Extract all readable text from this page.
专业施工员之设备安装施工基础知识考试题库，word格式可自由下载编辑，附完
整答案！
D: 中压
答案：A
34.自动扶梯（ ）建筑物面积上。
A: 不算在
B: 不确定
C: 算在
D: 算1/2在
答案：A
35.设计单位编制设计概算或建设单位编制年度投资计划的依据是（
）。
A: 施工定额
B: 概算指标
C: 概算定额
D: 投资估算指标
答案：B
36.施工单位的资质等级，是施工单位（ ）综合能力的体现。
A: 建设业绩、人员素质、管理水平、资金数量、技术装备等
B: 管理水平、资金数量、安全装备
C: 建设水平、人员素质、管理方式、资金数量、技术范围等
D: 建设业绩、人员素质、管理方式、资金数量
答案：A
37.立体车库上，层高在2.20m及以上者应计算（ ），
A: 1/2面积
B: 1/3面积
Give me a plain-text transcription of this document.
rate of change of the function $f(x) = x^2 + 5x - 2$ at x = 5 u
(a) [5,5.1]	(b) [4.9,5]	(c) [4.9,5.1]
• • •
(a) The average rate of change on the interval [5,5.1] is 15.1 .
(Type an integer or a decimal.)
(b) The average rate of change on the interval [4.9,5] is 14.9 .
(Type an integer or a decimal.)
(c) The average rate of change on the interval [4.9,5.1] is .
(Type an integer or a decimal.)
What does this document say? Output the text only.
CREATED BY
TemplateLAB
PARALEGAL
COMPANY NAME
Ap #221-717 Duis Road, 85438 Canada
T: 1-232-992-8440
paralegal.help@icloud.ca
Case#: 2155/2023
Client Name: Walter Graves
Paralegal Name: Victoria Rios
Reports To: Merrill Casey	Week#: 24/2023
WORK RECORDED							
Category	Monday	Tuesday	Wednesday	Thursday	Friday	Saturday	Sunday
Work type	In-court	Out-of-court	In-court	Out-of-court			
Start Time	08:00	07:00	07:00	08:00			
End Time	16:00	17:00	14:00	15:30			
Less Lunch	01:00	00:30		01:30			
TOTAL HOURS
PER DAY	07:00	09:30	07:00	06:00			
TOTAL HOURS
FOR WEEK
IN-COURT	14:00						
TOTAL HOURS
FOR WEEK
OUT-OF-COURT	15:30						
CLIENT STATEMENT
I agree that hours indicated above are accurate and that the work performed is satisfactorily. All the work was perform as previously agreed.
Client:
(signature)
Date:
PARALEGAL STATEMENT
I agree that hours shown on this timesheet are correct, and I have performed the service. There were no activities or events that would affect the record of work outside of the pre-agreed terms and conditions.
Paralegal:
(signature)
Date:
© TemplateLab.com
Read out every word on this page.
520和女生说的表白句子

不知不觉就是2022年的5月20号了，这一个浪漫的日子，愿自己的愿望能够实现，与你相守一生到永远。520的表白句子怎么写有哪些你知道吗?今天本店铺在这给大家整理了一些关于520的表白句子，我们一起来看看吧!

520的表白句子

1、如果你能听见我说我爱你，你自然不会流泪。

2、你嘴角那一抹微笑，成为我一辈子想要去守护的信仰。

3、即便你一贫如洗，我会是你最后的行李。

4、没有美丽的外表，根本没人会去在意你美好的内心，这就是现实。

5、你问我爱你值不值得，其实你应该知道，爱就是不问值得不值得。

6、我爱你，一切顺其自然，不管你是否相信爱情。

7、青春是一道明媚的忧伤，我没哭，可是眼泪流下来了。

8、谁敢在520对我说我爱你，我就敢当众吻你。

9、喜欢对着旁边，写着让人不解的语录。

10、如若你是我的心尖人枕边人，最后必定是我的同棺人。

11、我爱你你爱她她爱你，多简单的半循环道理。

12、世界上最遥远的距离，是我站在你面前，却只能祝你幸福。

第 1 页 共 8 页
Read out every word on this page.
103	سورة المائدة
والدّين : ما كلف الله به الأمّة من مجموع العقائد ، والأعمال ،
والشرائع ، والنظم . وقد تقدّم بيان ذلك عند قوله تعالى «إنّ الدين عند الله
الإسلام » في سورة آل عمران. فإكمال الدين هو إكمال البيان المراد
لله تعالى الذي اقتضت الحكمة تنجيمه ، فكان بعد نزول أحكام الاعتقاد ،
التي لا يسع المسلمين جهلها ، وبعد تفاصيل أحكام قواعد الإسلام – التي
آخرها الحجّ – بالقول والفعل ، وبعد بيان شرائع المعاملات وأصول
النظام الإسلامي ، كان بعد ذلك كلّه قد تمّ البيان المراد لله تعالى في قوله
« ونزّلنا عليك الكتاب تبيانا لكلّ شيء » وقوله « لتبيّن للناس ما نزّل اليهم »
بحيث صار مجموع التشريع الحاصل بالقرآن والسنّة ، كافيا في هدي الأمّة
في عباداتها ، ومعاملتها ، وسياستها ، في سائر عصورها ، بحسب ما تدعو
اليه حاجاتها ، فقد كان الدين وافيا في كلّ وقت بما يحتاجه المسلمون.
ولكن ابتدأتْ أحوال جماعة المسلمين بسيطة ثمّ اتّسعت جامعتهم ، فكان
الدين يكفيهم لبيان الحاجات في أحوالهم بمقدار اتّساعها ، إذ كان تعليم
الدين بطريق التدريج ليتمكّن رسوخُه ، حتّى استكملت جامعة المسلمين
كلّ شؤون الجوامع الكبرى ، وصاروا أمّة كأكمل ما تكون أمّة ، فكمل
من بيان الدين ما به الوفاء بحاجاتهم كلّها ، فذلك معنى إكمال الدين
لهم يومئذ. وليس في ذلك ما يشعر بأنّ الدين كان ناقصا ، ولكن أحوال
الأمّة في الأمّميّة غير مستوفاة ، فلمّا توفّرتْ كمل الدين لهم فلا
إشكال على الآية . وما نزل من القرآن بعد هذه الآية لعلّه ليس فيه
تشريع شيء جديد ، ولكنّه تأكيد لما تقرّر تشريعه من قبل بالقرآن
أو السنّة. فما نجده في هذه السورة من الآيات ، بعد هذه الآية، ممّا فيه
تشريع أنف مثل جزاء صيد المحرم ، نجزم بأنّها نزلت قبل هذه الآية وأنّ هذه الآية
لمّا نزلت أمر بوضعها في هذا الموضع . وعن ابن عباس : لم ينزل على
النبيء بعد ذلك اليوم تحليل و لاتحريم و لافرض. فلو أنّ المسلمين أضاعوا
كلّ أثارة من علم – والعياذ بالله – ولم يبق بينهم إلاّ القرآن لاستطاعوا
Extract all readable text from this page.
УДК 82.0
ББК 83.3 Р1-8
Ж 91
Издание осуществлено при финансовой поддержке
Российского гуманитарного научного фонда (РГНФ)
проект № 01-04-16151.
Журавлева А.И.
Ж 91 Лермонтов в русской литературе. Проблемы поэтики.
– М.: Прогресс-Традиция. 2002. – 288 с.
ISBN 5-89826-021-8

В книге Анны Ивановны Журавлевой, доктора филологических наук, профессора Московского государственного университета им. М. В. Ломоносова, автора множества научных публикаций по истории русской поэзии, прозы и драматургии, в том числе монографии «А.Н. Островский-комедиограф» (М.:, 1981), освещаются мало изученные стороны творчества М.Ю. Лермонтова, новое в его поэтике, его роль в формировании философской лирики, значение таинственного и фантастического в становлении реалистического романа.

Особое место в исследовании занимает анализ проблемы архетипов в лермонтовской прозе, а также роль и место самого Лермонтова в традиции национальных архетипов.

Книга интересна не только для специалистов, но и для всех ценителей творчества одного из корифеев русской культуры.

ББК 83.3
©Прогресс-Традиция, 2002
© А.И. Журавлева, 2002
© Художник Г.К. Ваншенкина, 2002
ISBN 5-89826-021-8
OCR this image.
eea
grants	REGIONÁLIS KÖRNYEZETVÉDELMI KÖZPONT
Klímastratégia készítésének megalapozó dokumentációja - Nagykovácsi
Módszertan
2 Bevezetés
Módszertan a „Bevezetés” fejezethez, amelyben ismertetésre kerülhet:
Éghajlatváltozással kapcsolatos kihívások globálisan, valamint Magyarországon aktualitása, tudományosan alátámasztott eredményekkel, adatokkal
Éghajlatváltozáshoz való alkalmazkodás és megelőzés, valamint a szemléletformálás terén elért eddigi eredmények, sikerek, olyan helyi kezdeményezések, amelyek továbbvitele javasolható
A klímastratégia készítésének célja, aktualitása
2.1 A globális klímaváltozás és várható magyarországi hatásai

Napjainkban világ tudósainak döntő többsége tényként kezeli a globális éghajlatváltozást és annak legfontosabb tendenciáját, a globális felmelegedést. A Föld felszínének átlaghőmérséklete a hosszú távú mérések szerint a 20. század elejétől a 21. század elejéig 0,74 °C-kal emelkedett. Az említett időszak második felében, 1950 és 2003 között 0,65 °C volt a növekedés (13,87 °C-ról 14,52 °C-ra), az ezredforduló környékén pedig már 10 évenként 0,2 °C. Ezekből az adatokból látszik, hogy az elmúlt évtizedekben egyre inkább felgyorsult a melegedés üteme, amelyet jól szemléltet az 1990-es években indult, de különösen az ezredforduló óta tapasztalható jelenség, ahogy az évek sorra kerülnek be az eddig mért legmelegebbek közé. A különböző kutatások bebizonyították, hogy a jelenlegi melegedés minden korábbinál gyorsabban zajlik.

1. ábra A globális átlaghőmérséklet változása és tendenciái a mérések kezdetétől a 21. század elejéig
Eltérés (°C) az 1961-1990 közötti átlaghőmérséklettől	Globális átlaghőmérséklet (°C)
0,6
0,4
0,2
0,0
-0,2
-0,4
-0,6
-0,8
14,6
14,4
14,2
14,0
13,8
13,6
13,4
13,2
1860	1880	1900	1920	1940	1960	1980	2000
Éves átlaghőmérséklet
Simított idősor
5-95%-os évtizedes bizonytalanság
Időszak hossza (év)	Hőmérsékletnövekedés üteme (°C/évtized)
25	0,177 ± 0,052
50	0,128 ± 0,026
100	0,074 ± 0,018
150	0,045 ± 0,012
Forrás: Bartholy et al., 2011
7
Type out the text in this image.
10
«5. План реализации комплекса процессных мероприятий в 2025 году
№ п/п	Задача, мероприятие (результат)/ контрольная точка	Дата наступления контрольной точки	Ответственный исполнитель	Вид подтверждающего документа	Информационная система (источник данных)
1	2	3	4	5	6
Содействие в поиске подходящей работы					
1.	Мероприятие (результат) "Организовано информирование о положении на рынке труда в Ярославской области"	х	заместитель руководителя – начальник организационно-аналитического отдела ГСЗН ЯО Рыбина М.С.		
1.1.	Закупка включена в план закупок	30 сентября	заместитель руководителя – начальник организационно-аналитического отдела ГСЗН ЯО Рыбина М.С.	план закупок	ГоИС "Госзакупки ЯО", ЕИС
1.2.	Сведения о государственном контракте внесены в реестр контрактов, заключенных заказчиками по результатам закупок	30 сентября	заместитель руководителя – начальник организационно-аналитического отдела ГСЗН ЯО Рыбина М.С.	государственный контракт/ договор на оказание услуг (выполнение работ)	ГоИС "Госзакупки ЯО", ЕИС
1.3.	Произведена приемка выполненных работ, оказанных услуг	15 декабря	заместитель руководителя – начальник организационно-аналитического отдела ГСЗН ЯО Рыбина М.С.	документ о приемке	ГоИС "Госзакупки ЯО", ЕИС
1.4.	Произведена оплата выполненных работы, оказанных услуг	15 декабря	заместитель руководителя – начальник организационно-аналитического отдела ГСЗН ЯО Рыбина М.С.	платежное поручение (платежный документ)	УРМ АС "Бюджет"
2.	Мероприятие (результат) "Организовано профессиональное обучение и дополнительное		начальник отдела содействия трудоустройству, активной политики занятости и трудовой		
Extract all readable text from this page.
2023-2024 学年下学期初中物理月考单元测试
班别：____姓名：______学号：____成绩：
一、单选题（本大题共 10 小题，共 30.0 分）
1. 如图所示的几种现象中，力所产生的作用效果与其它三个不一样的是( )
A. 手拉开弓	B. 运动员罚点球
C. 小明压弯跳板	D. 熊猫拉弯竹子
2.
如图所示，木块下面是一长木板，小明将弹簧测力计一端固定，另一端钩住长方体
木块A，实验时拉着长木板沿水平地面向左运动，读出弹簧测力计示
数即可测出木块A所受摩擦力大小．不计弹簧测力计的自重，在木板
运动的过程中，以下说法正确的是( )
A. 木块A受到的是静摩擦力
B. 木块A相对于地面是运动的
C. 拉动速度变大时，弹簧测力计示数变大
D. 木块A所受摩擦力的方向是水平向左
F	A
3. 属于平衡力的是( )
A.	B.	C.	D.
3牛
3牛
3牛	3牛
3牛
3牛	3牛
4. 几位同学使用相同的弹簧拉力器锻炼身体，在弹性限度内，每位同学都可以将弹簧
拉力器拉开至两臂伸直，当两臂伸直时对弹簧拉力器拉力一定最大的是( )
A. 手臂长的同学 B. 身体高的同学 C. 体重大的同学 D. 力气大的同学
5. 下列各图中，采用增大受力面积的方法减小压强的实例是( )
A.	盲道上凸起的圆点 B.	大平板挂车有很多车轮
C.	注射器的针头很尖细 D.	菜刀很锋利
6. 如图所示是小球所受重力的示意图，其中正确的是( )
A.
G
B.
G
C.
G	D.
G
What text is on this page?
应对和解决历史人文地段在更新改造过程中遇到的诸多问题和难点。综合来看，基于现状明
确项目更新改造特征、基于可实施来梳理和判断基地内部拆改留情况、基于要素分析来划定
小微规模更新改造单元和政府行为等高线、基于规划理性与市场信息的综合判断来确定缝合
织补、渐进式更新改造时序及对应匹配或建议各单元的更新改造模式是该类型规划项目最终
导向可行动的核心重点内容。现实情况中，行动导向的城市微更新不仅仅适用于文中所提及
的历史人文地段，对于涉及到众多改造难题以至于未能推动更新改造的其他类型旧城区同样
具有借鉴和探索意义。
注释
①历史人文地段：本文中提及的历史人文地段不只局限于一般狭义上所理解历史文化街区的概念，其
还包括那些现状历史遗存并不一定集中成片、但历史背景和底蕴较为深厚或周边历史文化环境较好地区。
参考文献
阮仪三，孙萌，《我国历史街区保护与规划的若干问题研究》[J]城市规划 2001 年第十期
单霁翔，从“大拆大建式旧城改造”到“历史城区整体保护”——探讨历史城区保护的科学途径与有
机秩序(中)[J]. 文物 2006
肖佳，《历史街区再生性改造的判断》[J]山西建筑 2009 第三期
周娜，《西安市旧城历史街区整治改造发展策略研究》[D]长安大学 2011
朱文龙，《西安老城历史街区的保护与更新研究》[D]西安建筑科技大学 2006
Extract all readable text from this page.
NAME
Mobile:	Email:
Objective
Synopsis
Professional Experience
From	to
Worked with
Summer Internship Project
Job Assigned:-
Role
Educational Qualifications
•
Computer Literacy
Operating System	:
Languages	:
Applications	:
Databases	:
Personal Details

Direction: Check each line of the records above for the string "készítésének", and report every line that has it.

Reply:
Klímastratégia készítésének megalapozó dokumentációja - Nagykovácsi
A klímastratégia készítésének célja, aktualitása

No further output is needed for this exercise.